━━━ THE RECORDS ━━━

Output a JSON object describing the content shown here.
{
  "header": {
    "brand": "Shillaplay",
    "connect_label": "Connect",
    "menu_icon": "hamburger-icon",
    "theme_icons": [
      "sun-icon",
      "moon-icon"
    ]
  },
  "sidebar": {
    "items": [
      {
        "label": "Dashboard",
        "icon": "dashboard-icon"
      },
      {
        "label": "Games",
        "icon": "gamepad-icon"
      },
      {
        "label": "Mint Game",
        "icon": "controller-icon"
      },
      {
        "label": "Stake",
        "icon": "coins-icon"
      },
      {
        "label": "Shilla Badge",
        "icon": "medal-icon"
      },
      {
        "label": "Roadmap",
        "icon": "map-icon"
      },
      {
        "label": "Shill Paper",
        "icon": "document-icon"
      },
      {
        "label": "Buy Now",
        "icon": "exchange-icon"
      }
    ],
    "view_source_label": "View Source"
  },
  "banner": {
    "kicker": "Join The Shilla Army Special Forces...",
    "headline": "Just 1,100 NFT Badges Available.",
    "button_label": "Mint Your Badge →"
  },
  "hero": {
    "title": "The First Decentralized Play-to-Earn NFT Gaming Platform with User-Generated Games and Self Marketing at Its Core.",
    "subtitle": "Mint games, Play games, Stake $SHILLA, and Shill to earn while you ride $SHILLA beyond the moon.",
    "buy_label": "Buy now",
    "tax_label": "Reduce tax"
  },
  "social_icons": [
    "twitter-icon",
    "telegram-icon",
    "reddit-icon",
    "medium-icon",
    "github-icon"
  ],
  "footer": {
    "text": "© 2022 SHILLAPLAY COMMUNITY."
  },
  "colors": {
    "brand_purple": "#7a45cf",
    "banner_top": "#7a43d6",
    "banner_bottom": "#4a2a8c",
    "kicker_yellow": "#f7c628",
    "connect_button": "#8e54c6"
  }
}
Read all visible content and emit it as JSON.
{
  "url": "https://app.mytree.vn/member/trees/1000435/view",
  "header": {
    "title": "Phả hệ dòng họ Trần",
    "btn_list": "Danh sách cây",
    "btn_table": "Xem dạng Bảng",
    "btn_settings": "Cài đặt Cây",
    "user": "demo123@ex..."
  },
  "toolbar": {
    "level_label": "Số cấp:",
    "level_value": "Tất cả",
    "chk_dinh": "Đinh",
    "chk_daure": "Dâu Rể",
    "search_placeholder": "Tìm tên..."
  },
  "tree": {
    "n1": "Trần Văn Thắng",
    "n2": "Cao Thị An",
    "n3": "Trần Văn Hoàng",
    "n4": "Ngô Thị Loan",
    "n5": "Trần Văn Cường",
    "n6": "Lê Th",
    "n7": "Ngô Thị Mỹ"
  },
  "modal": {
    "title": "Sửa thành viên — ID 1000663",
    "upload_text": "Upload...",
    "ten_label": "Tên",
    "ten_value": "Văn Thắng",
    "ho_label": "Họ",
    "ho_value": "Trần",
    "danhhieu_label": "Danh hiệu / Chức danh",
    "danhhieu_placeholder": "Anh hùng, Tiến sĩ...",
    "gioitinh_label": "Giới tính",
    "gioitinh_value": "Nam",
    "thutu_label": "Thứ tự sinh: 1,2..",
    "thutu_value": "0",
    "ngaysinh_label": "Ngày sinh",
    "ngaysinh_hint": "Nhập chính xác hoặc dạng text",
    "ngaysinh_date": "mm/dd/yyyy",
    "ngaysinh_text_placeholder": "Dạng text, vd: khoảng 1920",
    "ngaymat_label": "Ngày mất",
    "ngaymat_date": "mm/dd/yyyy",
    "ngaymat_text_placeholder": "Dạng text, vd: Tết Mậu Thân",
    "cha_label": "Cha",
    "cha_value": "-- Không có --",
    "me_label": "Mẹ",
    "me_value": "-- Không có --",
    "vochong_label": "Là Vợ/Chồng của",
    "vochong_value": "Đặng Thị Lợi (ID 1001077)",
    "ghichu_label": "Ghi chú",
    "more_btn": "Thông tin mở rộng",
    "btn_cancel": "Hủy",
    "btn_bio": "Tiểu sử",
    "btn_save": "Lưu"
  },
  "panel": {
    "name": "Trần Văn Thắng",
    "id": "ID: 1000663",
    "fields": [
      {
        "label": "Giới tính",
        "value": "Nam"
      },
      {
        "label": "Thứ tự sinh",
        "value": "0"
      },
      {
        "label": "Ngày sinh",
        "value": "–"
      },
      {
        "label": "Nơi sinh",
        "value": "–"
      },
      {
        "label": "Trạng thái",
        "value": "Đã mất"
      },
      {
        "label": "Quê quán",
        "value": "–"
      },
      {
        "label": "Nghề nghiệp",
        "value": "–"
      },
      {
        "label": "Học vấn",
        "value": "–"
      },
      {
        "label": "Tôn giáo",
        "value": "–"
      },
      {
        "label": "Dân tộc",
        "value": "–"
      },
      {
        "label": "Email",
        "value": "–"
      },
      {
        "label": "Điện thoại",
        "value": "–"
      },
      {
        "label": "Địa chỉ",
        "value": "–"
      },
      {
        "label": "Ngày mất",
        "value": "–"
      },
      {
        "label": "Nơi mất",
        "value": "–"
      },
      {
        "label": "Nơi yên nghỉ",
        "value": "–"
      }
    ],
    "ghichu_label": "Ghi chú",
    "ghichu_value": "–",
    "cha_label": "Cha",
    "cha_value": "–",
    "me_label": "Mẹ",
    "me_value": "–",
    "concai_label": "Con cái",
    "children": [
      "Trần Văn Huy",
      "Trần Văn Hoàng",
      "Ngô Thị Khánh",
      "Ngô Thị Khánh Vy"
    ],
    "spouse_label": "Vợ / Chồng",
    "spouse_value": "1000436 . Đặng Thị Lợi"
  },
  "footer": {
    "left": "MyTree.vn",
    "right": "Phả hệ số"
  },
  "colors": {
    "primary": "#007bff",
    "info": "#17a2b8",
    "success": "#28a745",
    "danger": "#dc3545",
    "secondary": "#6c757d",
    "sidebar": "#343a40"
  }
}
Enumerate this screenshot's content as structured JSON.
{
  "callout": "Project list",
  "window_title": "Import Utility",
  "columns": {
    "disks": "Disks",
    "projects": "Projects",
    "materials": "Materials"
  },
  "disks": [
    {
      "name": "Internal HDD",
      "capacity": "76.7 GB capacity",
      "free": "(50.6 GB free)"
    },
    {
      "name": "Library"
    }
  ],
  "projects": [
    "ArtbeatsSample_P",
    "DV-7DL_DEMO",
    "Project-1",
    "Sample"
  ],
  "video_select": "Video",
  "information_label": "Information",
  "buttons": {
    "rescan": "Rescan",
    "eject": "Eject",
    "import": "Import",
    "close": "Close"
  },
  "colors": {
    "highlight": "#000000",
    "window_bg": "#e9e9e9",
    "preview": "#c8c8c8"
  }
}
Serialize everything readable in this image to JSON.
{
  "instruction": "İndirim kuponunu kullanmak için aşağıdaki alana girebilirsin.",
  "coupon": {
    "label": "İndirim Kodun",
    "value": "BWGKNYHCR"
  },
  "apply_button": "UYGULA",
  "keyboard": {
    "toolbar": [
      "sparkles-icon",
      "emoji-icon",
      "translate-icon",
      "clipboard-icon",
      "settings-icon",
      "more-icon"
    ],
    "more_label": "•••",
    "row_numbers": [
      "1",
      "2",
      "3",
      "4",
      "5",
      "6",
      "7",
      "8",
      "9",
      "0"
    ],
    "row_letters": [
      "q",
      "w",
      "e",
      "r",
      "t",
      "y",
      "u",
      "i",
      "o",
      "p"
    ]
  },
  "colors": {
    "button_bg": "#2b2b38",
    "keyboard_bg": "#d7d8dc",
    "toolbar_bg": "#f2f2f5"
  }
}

━━━

§ SHORT PROBLEM: Select every line of the material above holding the word "Import" and copy it.

§ OUTPUT FOR THIS EXERCISE:
  "window_title": "Import Utility",
    "import": "Import",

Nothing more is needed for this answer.